- Do this
From the entries below, pull out each line where "these" appears.

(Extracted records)
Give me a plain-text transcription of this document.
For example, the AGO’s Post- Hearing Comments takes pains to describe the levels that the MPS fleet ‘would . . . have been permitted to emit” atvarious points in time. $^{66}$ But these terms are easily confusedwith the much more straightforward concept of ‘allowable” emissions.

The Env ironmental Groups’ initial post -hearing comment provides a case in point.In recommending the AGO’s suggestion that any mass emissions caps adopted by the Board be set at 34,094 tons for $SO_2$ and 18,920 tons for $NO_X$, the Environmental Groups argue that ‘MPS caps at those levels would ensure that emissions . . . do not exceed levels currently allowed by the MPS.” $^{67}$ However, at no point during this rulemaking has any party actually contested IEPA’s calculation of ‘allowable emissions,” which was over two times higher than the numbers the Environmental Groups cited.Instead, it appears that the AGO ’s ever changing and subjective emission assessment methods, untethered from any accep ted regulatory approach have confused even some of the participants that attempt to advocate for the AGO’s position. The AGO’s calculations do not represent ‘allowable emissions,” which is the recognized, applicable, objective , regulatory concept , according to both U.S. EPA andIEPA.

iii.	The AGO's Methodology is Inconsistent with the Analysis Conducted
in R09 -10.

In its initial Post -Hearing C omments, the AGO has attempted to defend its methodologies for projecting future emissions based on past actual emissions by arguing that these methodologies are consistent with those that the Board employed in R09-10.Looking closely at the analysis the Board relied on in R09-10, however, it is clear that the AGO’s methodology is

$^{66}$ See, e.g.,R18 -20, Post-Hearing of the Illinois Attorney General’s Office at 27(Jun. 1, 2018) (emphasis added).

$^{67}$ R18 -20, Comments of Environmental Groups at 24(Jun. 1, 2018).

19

- Result below
For example, the AGO’s Post- Hearing Comments takes pains to describe the levels that the MPS fleet ‘would . . . have been permitted to emit” atvarious points in time. $^{66}$ But these terms are easily confusedwith the much more straightforward concept of ‘allowable” emissions.
In its initial Post -Hearing C omments, the AGO has attempted to defend its methodologies for projecting future emissions based on past actual emissions by arguing that these methodologies are consistent with those that the Board employed in R09-10.Looking closely at the analysis the Board relied on in R09-10, however, it is clear that the AGO’s methodology is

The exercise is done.